» **SHORT PROBLEM**: Retype, without any change, the lines of the data listing below from the line with "Patent image size: (906, 1048)." up to and including the line with "The external thread 23 is at (320, 570).".

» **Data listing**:
----

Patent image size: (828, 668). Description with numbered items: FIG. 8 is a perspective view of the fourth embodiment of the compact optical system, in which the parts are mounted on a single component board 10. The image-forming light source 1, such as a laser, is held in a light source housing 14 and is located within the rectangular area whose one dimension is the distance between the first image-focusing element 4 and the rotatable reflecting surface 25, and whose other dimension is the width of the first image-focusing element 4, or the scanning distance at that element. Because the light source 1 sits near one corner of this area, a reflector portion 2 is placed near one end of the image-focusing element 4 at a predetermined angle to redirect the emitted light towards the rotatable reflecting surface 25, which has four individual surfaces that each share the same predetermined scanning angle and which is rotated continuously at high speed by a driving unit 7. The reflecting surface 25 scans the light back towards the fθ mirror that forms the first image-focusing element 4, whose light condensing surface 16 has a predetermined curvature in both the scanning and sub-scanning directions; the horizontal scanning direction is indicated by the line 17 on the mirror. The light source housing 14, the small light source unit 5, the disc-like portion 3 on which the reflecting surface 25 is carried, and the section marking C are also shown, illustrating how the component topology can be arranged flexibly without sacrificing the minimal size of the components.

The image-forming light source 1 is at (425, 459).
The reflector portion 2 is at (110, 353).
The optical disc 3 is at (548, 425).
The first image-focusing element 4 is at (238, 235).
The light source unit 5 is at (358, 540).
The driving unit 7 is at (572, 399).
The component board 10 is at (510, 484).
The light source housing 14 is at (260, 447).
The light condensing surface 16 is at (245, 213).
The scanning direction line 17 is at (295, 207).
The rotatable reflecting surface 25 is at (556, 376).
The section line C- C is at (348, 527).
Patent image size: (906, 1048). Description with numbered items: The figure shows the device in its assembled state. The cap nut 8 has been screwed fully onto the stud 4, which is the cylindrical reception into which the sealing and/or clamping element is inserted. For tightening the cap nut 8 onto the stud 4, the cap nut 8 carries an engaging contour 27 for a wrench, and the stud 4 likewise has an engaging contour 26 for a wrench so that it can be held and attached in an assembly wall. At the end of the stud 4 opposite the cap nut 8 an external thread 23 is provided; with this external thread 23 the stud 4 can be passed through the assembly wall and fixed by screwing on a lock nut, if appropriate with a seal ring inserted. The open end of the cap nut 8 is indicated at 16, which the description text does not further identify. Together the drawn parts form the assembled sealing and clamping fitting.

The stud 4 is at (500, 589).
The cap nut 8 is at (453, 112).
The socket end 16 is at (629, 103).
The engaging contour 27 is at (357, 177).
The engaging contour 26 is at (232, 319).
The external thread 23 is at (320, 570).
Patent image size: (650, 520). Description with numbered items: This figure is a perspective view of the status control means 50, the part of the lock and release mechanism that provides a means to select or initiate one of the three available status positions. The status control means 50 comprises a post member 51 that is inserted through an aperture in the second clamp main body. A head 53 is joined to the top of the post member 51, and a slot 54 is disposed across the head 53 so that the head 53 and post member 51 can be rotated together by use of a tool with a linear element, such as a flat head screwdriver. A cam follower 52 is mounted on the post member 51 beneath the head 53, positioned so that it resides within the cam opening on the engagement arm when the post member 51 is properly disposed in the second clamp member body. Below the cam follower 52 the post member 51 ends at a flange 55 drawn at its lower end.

----

» **CORRECT RESULT**:
Patent image size: (906, 1048). Description with numbered items: The figure shows the device in its assembled state. The cap nut 8 has been screwed fully onto the stud 4, which is the cylindrical reception into which the sealing and/or clamping element is inserted. For tightening the cap nut 8 onto the stud 4, the cap nut 8 carries an engaging contour 27 for a wrench, and the stud 4 likewise has an engaging contour 26 for a wrench so that it can be held and attached in an assembly wall. At the end of the stud 4 opposite the cap nut 8 an external thread 23 is provided; with this external thread 23 the stud 4 can be passed through the assembly wall and fixed by screwing on a lock nut, if appropriate with a seal ring inserted. The open end of the cap nut 8 is indicated at 16, which the description text does not further identify. Together the drawn parts form the assembled sealing and clamping fitting.

The stud 4 is at (500, 589).
The cap nut 8 is at (453, 112).
The socket end 16 is at (629, 103).
The engaging contour 27 is at (357, 177).
The engaging contour 26 is at (232, 319).
The external thread 23 is at (320, 570).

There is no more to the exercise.